* Task directions
Report every line in the listing below where the string "celery" shows up.

* Exercise material
╭──
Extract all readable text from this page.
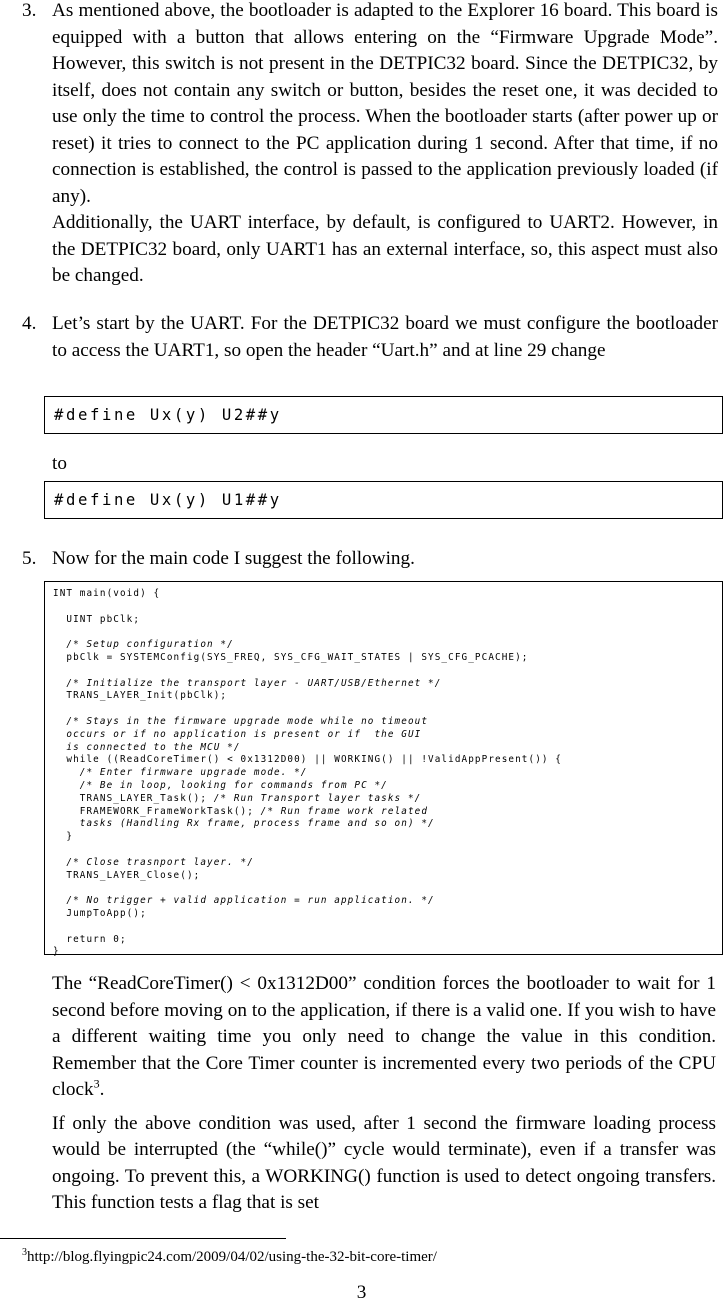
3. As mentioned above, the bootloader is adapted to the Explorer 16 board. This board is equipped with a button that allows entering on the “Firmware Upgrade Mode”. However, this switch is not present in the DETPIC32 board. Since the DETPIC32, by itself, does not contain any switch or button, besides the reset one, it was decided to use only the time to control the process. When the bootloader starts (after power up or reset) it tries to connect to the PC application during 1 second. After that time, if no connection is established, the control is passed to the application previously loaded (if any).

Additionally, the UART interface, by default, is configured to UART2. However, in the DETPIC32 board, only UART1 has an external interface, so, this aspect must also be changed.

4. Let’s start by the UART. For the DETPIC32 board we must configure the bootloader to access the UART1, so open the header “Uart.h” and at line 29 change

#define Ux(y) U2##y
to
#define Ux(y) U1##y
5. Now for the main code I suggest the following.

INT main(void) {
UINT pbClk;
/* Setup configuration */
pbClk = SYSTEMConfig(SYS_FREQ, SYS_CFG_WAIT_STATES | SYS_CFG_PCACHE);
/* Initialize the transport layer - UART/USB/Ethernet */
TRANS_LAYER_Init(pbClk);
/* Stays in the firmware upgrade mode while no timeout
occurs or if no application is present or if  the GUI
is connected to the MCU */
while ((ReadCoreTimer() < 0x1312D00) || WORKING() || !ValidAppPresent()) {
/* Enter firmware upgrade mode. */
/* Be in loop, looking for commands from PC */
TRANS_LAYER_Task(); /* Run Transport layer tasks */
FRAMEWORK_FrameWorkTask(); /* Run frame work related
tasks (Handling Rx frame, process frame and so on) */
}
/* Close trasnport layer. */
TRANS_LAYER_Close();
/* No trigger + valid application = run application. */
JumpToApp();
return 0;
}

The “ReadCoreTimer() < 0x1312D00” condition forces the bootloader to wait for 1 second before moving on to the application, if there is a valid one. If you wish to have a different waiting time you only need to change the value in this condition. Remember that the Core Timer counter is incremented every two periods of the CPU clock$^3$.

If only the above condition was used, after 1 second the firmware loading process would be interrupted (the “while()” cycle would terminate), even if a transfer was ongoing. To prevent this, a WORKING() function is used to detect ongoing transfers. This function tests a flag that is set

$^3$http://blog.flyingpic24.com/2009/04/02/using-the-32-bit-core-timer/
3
╰──
╭──
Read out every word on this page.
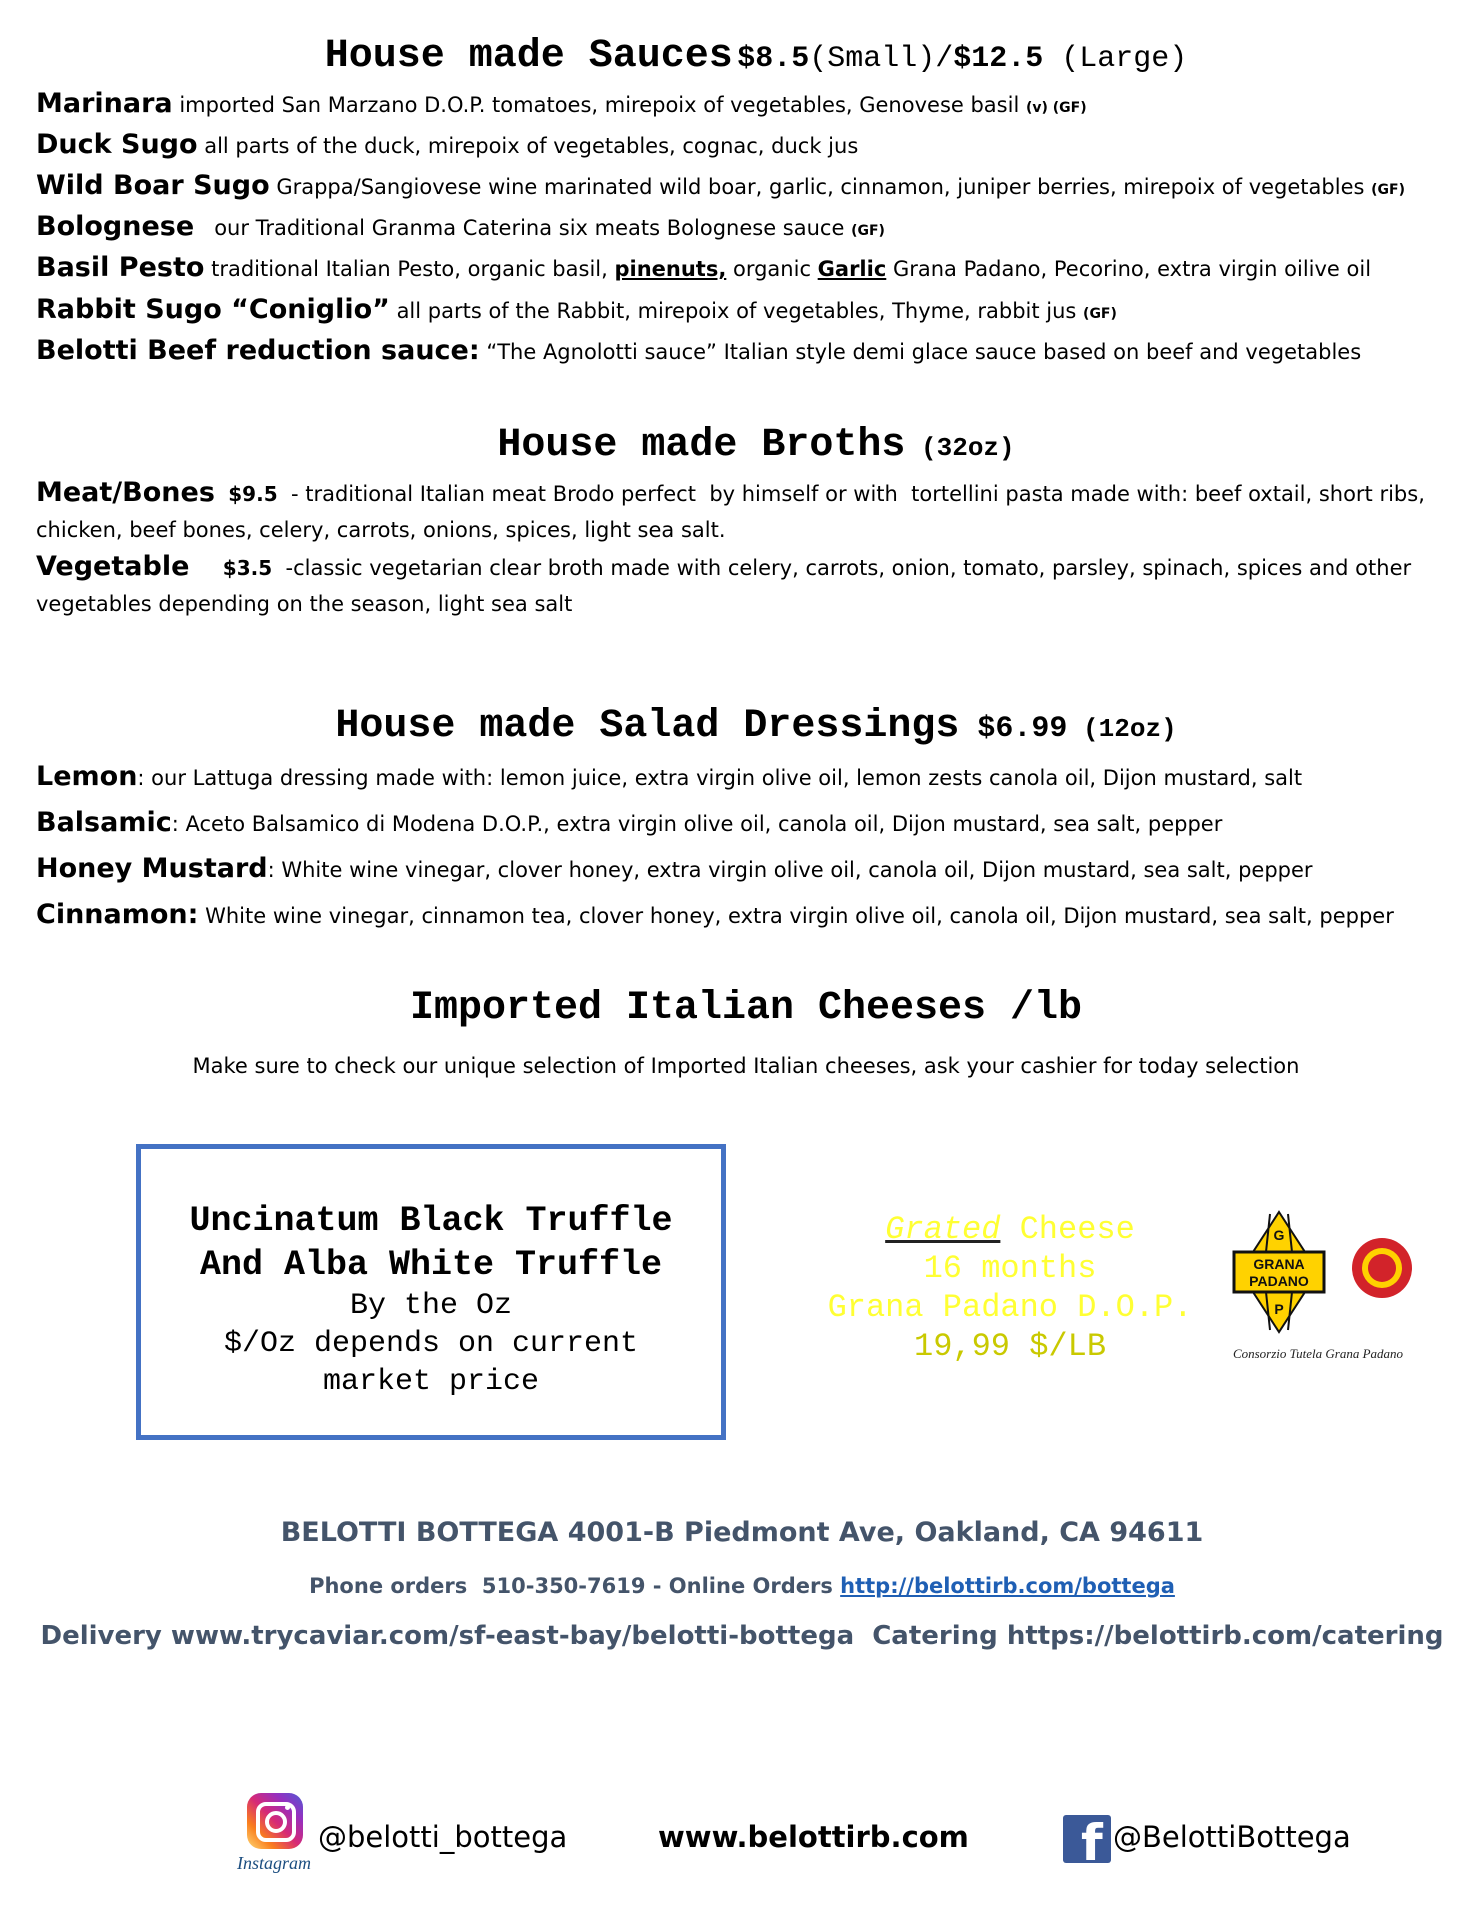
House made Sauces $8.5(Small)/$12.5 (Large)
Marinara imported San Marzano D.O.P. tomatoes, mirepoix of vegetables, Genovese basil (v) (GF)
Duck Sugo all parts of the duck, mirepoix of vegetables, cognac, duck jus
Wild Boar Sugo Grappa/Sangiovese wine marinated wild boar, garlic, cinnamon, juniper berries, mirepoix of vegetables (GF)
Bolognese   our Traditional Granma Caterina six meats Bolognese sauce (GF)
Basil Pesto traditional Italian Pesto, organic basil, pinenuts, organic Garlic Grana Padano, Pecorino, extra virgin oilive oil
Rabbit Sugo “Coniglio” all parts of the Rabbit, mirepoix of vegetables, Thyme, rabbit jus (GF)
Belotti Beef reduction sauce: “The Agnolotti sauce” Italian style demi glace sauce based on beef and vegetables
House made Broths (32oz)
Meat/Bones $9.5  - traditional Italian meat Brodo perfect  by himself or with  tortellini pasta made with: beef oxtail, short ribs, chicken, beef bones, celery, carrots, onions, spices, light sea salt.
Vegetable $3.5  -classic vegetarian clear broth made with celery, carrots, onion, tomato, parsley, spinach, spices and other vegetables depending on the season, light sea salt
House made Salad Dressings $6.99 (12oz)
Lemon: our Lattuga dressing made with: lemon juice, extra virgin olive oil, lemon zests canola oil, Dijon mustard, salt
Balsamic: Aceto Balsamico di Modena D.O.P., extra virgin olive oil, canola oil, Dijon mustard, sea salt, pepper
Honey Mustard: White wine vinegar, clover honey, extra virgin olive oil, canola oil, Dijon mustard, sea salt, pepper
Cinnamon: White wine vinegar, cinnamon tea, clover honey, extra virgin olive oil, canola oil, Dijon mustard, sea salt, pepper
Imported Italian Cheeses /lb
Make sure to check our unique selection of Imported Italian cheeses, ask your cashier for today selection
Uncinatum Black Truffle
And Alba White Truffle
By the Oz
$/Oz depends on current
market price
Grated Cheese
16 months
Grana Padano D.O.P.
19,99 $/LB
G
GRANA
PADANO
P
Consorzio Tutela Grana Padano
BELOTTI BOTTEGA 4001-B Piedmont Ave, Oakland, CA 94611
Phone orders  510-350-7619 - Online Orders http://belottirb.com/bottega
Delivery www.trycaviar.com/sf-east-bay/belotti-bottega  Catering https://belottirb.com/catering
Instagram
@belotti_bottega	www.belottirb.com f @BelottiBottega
╰──
* Full solution
Meat/Bones $9.5  - traditional Italian meat Brodo perfect  by himself or with  tortellini pasta made with: beef oxtail, short ribs, chicken, beef bones, celery, carrots, onions, spices, light sea salt.
Vegetable $3.5  -classic vegetarian clear broth made with celery, carrots, onion, tomato, parsley, spinach, spices and other vegetables depending on the season, light sea salt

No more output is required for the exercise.